▶ **Records shown**:
● ● ●

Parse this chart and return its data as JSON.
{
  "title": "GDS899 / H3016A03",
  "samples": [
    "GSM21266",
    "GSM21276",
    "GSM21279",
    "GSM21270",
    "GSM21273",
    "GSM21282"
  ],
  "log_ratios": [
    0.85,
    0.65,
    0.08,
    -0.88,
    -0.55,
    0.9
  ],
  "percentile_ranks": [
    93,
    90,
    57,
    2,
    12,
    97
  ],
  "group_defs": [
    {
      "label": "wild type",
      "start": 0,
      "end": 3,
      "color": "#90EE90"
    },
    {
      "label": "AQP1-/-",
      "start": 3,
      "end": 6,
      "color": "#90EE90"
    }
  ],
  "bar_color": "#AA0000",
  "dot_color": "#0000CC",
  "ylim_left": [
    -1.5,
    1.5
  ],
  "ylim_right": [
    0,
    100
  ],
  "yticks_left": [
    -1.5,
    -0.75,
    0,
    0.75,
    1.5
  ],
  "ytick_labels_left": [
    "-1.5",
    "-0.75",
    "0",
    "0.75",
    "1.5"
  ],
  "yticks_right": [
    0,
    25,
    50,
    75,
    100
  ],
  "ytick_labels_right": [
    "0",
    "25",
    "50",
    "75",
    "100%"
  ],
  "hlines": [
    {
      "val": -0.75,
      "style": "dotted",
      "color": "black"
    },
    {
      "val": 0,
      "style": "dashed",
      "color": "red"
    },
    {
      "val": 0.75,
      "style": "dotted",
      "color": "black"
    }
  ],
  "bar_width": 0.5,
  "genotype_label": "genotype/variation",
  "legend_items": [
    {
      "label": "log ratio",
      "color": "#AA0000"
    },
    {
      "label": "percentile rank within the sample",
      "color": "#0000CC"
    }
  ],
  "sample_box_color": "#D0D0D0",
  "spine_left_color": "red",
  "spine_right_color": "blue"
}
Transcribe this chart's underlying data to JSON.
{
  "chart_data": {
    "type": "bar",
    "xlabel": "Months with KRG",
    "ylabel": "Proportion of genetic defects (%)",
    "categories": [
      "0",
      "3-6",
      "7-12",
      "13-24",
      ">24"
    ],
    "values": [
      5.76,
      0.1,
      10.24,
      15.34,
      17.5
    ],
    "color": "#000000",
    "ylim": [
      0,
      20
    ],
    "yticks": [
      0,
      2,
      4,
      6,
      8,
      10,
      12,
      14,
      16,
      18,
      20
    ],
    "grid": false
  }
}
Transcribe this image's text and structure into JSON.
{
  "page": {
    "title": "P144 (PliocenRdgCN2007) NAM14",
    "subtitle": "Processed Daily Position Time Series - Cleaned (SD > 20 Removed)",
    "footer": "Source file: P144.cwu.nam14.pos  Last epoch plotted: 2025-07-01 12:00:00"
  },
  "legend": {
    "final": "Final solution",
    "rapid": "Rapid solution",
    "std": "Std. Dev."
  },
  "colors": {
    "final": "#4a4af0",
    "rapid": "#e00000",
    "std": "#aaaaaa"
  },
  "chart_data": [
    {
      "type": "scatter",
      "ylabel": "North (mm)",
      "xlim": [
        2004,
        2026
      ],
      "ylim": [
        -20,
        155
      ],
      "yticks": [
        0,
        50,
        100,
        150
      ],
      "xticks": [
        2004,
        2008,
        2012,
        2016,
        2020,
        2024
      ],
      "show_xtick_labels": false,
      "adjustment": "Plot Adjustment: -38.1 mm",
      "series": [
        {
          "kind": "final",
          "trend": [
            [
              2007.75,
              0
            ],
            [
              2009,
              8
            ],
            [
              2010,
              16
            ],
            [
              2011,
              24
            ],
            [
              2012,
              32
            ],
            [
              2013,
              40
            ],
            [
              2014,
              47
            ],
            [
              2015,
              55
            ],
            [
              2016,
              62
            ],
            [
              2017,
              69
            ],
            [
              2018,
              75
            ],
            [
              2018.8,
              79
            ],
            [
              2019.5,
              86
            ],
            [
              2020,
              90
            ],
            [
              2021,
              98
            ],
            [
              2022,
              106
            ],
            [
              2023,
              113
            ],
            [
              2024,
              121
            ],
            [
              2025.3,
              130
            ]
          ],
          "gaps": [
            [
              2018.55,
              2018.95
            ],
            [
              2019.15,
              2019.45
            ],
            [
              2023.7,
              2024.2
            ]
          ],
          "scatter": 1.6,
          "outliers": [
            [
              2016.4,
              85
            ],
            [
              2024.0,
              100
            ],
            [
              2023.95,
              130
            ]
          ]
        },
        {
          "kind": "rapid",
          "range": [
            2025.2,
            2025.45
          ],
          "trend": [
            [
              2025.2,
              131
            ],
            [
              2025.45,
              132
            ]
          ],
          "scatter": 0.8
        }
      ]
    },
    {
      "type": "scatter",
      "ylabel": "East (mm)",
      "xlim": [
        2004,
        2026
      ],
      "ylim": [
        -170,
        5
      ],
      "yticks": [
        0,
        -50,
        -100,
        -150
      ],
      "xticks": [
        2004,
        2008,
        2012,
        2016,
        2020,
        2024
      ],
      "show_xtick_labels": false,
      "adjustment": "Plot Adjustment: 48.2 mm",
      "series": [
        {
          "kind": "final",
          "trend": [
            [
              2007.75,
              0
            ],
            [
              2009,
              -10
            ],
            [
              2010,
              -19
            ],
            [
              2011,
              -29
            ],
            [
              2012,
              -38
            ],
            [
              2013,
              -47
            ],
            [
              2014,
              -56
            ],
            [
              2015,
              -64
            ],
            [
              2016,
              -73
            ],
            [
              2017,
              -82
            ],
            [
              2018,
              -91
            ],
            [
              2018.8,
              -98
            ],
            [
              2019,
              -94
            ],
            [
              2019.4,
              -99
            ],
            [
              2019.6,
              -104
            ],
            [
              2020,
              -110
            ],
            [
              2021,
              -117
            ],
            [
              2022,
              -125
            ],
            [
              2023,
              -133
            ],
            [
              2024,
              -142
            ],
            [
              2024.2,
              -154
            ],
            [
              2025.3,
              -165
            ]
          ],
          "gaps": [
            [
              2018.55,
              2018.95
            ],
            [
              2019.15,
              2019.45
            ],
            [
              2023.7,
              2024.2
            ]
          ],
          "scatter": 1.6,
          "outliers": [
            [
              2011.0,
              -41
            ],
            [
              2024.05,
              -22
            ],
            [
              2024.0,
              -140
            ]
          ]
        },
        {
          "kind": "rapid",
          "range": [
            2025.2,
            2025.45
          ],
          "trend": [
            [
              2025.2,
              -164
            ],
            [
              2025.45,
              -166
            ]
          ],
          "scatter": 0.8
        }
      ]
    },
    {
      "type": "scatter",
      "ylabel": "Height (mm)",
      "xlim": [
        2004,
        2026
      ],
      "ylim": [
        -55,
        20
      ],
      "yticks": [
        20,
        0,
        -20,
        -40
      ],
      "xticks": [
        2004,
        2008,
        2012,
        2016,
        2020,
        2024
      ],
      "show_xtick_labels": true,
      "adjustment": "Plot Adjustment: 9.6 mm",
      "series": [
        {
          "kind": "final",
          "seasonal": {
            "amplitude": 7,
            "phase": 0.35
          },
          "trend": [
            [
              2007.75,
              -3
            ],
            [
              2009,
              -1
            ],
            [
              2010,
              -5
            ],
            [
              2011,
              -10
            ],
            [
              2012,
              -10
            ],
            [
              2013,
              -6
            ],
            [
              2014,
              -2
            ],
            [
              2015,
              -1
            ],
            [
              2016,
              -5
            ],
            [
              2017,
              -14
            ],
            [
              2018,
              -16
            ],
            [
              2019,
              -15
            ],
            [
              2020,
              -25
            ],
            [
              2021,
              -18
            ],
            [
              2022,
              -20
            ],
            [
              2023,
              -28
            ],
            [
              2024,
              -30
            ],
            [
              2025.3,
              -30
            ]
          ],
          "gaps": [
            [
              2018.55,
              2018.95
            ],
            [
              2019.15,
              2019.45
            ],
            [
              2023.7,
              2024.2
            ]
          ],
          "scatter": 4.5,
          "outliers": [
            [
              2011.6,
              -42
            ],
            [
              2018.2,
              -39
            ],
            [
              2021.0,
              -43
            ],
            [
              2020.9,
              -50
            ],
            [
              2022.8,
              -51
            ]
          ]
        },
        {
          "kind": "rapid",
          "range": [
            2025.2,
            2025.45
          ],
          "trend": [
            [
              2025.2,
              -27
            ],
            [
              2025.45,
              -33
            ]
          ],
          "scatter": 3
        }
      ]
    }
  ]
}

● ● ●

▶ **What is needed**:
Scan the data above and copy every line with "adjustment" in it.

▶ **Solution for this problem**:
      "adjustment": "Plot Adjustment: -38.1 mm",
      "adjustment": "Plot Adjustment: 48.2 mm",
      "adjustment": "Plot Adjustment: 9.6 mm",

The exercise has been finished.